• [DO THIS] Report how many lines of the listing below include the word "Kirby". Give nothing but the number.

• [EXERCISE MATERIALS]

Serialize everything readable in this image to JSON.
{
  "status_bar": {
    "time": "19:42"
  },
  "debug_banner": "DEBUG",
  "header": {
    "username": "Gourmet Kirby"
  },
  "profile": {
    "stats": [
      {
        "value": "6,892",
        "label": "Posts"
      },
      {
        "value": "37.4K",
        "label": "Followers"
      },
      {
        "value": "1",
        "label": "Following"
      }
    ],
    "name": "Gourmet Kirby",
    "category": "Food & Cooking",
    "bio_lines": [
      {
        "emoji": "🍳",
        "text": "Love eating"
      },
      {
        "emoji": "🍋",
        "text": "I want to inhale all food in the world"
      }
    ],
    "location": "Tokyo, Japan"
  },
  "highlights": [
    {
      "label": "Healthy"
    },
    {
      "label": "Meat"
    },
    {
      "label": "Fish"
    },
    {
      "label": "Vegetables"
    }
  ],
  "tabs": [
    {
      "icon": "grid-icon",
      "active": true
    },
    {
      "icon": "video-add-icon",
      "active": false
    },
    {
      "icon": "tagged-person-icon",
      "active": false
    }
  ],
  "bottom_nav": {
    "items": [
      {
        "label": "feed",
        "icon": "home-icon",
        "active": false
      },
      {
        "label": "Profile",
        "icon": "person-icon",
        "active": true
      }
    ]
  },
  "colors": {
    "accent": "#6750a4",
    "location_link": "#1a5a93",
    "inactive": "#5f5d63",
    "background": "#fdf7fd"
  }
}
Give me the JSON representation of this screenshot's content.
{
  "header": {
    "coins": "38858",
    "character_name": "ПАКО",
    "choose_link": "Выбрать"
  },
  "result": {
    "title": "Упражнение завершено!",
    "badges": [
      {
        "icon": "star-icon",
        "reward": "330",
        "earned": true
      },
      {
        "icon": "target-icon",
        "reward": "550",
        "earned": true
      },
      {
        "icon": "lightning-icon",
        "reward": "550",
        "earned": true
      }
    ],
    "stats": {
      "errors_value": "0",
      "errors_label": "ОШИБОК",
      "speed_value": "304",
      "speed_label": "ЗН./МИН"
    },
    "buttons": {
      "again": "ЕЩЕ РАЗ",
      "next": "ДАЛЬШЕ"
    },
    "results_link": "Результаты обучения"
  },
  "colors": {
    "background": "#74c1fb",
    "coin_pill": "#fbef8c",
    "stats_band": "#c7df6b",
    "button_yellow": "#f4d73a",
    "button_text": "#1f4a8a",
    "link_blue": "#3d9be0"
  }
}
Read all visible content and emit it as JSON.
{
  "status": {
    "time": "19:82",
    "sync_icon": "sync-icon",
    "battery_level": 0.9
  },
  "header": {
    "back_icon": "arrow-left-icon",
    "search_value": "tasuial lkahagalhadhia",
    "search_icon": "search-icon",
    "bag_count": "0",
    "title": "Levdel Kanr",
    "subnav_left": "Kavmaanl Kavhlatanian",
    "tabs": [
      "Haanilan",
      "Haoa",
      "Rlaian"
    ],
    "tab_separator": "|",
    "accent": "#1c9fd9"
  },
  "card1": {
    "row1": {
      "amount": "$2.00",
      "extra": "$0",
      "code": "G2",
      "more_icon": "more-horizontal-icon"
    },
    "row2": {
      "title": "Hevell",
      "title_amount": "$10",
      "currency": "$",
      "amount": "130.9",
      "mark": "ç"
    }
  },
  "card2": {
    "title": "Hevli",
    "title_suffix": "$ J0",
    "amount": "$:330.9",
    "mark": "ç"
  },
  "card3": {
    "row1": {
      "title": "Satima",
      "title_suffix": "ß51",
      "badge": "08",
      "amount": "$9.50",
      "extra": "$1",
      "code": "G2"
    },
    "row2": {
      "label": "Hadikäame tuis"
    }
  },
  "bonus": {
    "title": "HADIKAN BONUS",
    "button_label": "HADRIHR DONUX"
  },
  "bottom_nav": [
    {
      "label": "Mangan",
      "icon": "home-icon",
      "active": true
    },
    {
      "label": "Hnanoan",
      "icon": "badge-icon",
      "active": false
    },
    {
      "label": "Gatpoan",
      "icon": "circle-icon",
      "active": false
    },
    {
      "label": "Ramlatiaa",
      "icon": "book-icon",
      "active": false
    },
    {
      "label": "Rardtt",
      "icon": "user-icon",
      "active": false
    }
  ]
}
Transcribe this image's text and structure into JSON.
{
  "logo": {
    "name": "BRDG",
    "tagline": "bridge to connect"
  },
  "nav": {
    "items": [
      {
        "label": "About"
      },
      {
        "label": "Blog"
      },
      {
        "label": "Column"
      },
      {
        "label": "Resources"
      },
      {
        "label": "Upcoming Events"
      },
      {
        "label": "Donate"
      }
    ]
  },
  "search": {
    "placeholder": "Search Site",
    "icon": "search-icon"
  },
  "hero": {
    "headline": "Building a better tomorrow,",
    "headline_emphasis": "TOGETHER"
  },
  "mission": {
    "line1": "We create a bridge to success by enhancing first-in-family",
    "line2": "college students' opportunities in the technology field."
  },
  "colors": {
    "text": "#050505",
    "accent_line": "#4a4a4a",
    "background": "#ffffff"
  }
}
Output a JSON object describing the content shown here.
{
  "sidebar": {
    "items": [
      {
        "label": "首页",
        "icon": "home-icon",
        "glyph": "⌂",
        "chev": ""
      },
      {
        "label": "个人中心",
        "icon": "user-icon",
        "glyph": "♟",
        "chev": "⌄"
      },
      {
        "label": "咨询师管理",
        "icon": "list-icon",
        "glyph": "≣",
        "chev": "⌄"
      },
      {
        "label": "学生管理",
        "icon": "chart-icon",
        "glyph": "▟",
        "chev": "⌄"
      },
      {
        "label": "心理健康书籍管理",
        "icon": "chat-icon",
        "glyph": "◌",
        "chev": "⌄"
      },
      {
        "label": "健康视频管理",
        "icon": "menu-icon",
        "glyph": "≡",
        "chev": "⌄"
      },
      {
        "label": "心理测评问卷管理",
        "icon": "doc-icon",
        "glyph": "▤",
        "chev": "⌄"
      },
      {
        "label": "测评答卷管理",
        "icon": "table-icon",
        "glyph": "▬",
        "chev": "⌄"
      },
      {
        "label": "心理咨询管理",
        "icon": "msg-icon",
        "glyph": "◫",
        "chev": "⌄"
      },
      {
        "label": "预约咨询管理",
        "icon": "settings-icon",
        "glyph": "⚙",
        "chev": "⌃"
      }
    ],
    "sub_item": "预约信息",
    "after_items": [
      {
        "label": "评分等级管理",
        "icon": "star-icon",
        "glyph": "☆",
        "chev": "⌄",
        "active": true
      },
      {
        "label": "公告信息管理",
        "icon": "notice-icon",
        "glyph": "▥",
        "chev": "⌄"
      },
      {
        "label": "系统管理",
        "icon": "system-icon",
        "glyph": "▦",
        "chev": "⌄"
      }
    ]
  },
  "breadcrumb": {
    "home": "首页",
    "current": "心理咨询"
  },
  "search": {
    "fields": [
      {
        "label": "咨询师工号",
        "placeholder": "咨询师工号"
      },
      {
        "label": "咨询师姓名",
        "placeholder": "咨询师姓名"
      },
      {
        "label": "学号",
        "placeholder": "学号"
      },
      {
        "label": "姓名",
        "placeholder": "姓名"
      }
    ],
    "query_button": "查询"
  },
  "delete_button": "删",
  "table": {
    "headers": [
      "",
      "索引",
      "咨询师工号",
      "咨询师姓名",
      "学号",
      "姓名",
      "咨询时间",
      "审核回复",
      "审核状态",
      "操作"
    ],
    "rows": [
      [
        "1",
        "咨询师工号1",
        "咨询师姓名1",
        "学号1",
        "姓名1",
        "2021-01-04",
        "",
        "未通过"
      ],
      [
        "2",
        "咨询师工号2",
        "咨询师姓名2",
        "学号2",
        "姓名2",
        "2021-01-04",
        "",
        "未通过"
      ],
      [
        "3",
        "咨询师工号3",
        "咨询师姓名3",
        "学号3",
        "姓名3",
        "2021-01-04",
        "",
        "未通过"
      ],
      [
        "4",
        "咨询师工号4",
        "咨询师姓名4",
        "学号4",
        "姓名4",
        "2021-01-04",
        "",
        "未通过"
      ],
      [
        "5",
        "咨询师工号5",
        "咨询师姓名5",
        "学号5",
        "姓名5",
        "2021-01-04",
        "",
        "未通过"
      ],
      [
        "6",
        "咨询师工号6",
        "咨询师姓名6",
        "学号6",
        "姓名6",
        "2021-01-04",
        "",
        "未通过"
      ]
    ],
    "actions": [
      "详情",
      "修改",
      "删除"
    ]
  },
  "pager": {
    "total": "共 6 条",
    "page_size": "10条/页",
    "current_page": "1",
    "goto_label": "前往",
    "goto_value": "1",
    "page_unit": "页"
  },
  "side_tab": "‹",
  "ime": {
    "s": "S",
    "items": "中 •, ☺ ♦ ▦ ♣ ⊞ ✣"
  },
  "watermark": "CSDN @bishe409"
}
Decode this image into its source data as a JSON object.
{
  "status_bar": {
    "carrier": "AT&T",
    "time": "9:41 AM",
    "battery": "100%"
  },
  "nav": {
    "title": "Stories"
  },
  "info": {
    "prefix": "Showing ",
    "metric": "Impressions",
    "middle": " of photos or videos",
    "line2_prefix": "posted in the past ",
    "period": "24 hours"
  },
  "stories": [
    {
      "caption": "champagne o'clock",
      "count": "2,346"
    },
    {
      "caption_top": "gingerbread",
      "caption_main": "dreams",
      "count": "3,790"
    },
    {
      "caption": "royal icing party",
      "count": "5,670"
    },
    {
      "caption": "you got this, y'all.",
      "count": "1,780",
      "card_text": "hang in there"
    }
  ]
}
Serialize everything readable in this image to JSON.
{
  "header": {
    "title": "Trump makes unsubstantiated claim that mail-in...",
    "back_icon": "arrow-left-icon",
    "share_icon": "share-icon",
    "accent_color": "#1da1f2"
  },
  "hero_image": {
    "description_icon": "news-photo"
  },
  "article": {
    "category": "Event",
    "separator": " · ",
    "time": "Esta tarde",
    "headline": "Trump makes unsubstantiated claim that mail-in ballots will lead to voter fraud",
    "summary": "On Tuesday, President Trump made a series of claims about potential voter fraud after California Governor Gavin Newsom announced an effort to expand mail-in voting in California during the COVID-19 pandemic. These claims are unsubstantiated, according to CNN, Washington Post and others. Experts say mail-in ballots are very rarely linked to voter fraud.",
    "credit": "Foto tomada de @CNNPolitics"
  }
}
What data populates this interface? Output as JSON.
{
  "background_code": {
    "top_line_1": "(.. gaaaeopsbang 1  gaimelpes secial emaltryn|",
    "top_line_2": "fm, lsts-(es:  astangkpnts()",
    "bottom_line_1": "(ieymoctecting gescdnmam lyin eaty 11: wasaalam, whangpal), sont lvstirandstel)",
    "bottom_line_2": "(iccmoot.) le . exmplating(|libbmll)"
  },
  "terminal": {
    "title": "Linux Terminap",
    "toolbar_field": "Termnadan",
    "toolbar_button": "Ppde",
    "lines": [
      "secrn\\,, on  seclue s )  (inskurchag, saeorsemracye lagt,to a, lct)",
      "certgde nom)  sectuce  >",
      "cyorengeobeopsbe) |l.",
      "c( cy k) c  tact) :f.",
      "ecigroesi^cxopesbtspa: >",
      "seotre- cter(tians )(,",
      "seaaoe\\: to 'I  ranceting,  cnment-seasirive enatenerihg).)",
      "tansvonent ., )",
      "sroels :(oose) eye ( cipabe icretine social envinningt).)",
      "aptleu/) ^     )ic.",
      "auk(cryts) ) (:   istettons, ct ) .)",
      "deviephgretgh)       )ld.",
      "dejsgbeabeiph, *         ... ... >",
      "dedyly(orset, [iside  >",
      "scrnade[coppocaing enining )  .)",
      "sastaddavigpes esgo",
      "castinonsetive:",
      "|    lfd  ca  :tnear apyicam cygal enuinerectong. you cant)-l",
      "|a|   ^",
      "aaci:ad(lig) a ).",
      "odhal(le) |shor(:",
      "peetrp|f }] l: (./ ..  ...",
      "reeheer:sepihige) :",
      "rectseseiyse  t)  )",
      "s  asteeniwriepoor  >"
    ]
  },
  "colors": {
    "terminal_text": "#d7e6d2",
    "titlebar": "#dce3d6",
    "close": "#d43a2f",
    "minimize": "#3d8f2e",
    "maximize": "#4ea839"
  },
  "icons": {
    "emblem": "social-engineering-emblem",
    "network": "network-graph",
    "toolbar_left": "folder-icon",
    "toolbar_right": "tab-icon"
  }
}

• [FULL SOLUTION] 2